-- PROBLEM DETAILS --
Omit the pictures and output every entry below exactly as written.

Dataset items:
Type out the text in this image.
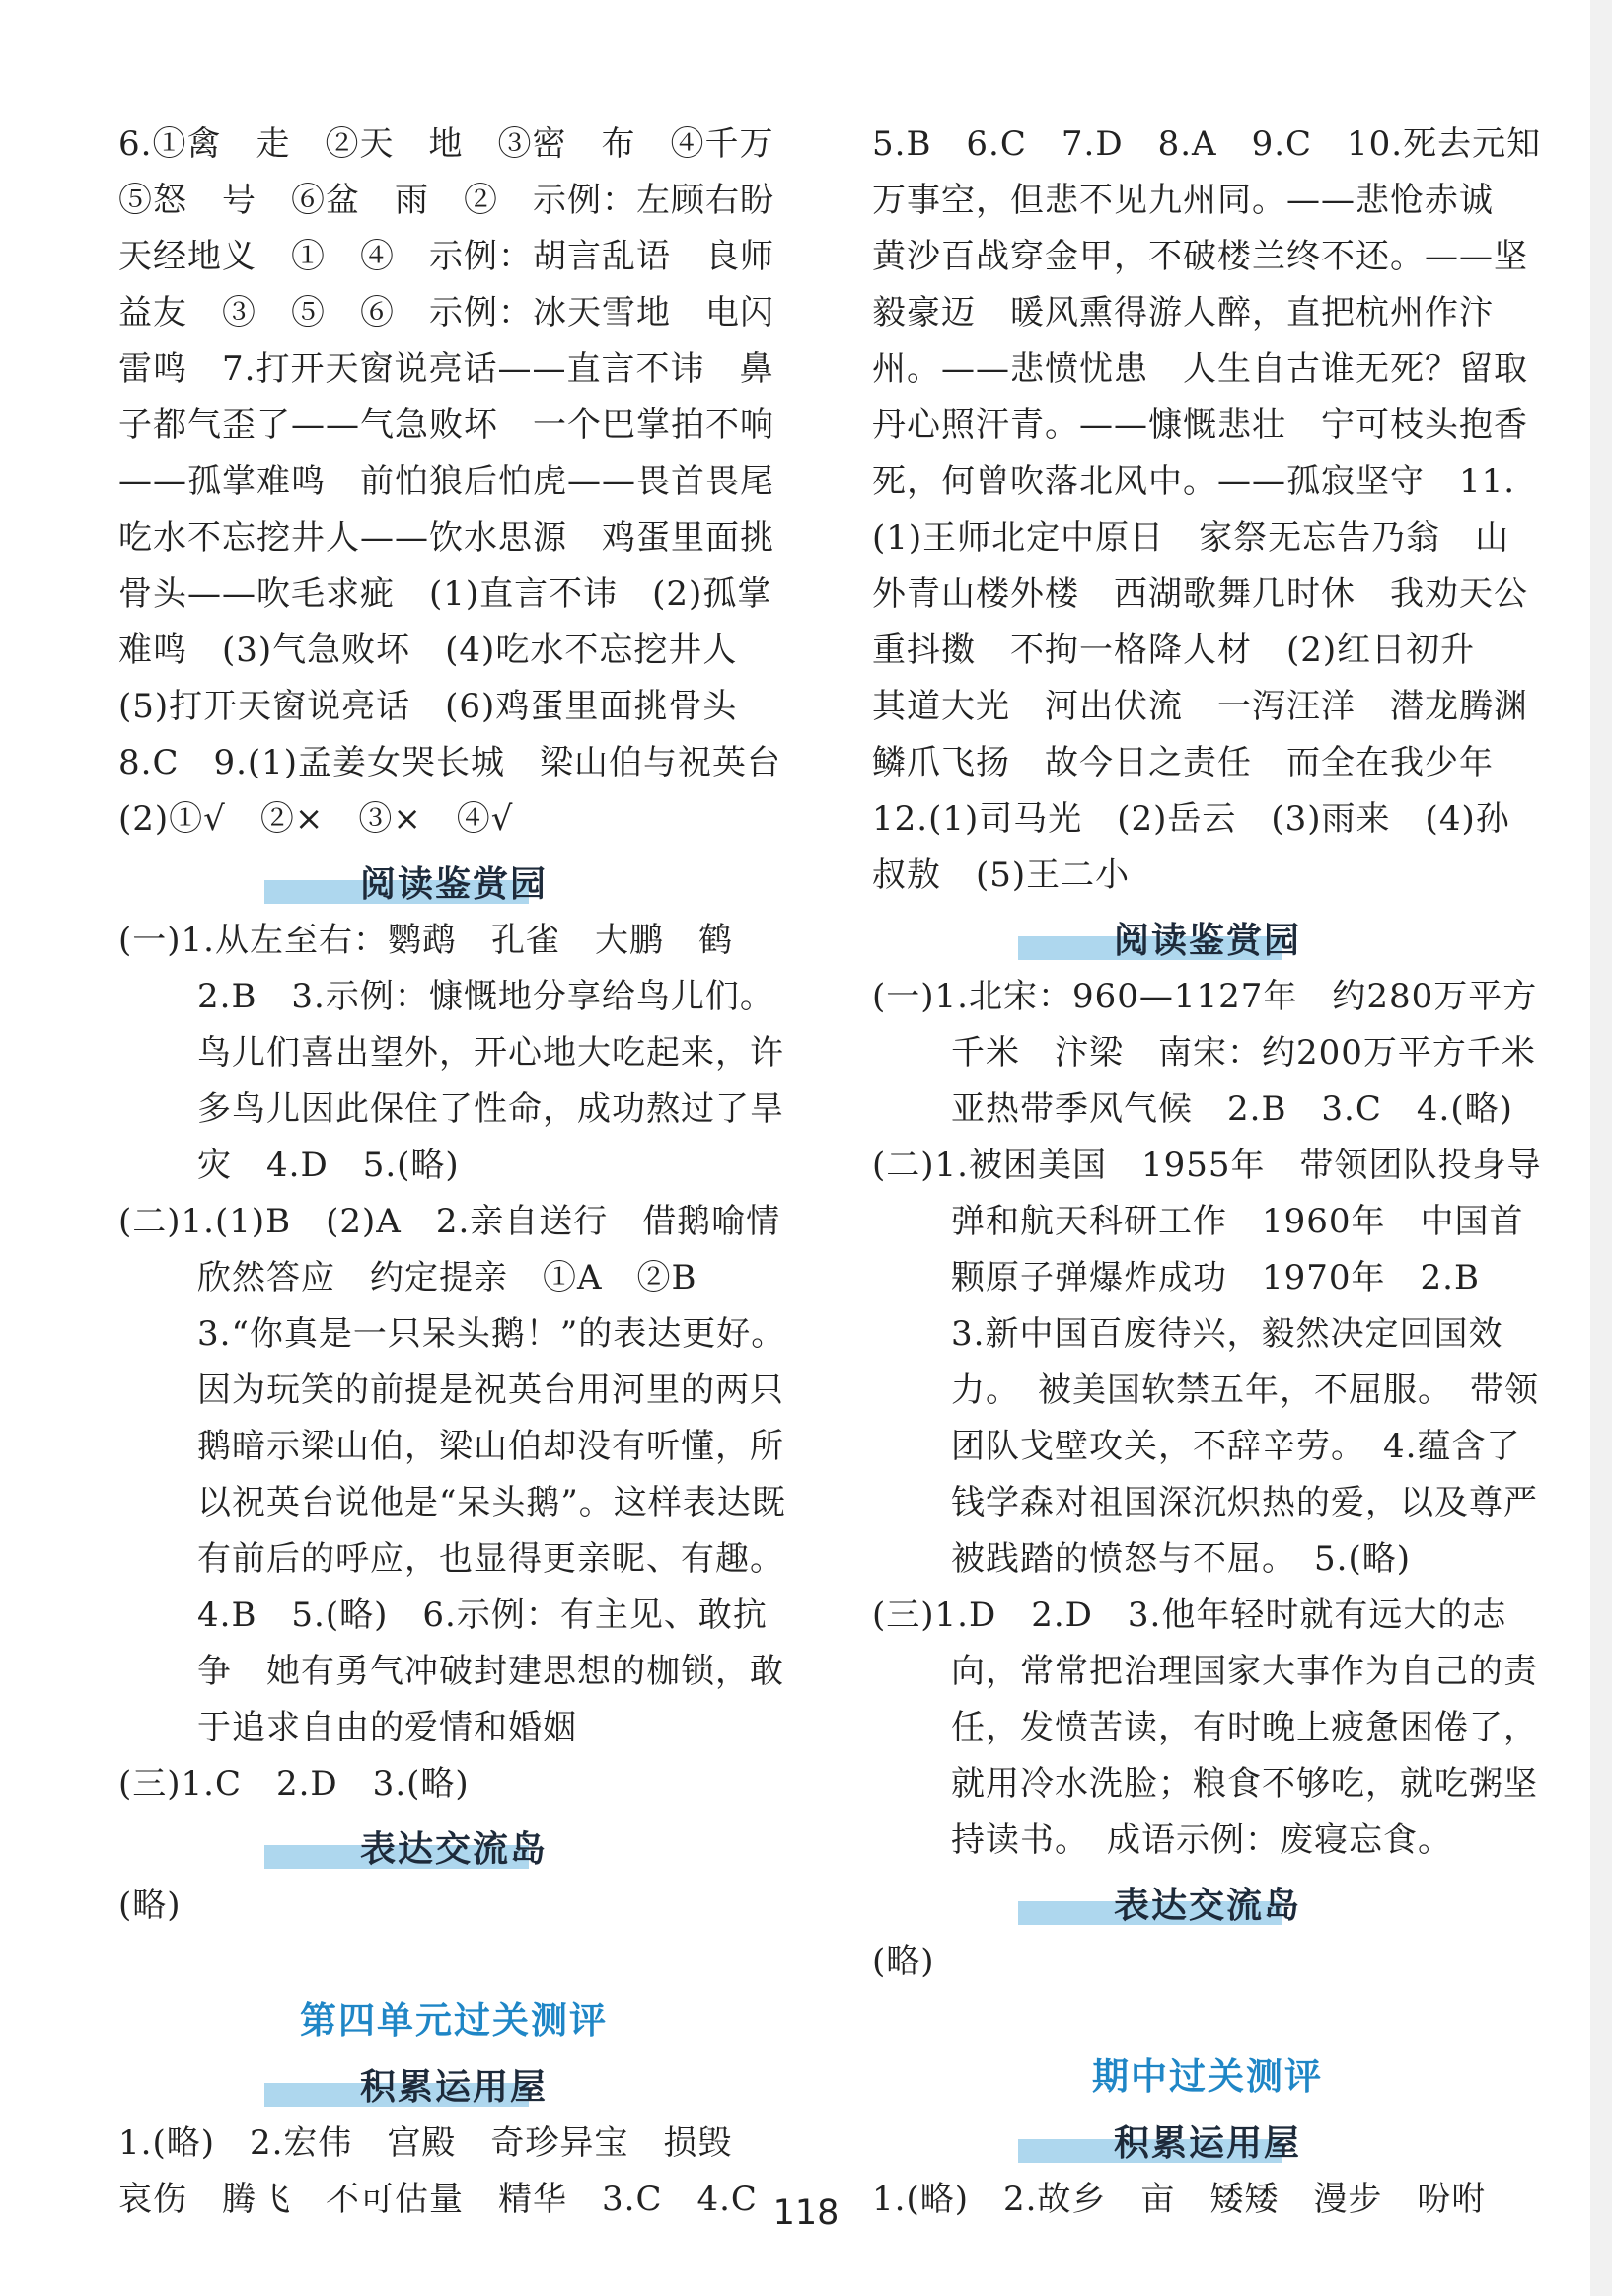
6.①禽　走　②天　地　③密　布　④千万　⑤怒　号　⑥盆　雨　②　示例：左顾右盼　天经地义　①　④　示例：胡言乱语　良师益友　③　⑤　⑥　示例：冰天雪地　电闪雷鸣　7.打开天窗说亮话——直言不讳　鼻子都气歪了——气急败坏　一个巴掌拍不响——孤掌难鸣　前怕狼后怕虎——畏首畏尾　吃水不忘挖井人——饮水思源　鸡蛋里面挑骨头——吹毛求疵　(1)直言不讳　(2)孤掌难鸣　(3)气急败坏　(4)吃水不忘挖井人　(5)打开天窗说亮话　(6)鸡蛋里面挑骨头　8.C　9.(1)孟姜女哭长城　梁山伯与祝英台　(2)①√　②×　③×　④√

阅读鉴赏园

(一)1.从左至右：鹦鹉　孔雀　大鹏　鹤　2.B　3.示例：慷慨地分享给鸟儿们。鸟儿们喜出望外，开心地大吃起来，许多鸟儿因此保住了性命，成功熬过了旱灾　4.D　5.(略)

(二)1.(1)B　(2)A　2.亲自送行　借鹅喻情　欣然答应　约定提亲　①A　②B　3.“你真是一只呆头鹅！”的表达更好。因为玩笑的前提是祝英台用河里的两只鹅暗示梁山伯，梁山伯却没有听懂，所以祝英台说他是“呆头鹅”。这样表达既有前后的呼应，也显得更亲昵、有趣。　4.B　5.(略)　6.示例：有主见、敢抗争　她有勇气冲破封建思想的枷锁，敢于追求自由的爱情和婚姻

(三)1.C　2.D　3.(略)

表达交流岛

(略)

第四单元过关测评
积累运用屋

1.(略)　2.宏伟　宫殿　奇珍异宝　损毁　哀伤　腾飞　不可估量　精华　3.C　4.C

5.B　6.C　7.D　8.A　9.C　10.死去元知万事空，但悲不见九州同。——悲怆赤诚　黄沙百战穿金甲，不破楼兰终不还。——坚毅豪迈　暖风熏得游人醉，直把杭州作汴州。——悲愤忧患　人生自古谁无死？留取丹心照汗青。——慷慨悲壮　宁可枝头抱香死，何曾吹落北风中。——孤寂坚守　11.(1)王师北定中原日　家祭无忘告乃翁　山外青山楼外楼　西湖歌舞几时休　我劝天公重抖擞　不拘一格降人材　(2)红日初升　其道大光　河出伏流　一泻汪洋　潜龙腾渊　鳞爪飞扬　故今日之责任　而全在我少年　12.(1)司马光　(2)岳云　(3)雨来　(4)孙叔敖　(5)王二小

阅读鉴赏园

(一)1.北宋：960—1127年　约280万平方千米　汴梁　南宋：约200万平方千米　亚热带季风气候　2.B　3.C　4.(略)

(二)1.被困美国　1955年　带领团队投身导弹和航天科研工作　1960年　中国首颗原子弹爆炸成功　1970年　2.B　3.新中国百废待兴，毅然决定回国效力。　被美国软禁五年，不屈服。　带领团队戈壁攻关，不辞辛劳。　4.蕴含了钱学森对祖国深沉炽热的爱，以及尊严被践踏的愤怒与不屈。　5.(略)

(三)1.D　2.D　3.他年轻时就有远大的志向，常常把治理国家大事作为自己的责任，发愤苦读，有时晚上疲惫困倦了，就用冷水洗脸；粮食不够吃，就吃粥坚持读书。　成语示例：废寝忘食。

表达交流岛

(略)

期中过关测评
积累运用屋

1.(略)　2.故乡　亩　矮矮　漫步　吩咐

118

-- WORKED ANSWER --
Type out the text in this image.
6.①禽　走　②天　地　③密　布　④千万　⑤怒　号　⑥盆　雨　②　示例：左顾右盼　天经地义　①　④　示例：胡言乱语　良师益友　③　⑤　⑥　示例：冰天雪地　电闪雷鸣　7.打开天窗说亮话——直言不讳　鼻子都气歪了——气急败坏　一个巴掌拍不响——孤掌难鸣　前怕狼后怕虎——畏首畏尾　吃水不忘挖井人——饮水思源　鸡蛋里面挑骨头——吹毛求疵　(1)直言不讳　(2)孤掌难鸣　(3)气急败坏　(4)吃水不忘挖井人　(5)打开天窗说亮话　(6)鸡蛋里面挑骨头　8.C　9.(1)孟姜女哭长城　梁山伯与祝英台　(2)①√　②×　③×　④√

阅读鉴赏园

(一)1.从左至右：鹦鹉　孔雀　大鹏　鹤　2.B　3.示例：慷慨地分享给鸟儿们。鸟儿们喜出望外，开心地大吃起来，许多鸟儿因此保住了性命，成功熬过了旱灾　4.D　5.(略)

(二)1.(1)B　(2)A　2.亲自送行　借鹅喻情　欣然答应　约定提亲　①A　②B　3.“你真是一只呆头鹅！”的表达更好。因为玩笑的前提是祝英台用河里的两只鹅暗示梁山伯，梁山伯却没有听懂，所以祝英台说他是“呆头鹅”。这样表达既有前后的呼应，也显得更亲昵、有趣。　4.B　5.(略)　6.示例：有主见、敢抗争　她有勇气冲破封建思想的枷锁，敢于追求自由的爱情和婚姻

(三)1.C　2.D　3.(略)

表达交流岛

(略)

第四单元过关测评
积累运用屋

1.(略)　2.宏伟　宫殿　奇珍异宝　损毁　哀伤　腾飞　不可估量　精华　3.C　4.C

5.B　6.C　7.D　8.A　9.C　10.死去元知万事空，但悲不见九州同。——悲怆赤诚　黄沙百战穿金甲，不破楼兰终不还。——坚毅豪迈　暖风熏得游人醉，直把杭州作汴州。——悲愤忧患　人生自古谁无死？留取丹心照汗青。——慷慨悲壮　宁可枝头抱香死，何曾吹落北风中。——孤寂坚守　11.(1)王师北定中原日　家祭无忘告乃翁　山外青山楼外楼　西湖歌舞几时休　我劝天公重抖擞　不拘一格降人材　(2)红日初升　其道大光　河出伏流　一泻汪洋　潜龙腾渊　鳞爪飞扬　故今日之责任　而全在我少年　12.(1)司马光　(2)岳云　(3)雨来　(4)孙叔敖　(5)王二小

阅读鉴赏园

(一)1.北宋：960—1127年　约280万平方千米　汴梁　南宋：约200万平方千米　亚热带季风气候　2.B　3.C　4.(略)

(二)1.被困美国　1955年　带领团队投身导弹和航天科研工作　1960年　中国首颗原子弹爆炸成功　1970年　2.B　3.新中国百废待兴，毅然决定回国效力。　被美国软禁五年，不屈服。　带领团队戈壁攻关，不辞辛劳。　4.蕴含了钱学森对祖国深沉炽热的爱，以及尊严被践踏的愤怒与不屈。　5.(略)

(三)1.D　2.D　3.他年轻时就有远大的志向，常常把治理国家大事作为自己的责任，发愤苦读，有时晚上疲惫困倦了，就用冷水洗脸；粮食不够吃，就吃粥坚持读书。　成语示例：废寝忘食。

表达交流岛

(略)

期中过关测评
积累运用屋

1.(略)　2.故乡　亩　矮矮　漫步　吩咐

118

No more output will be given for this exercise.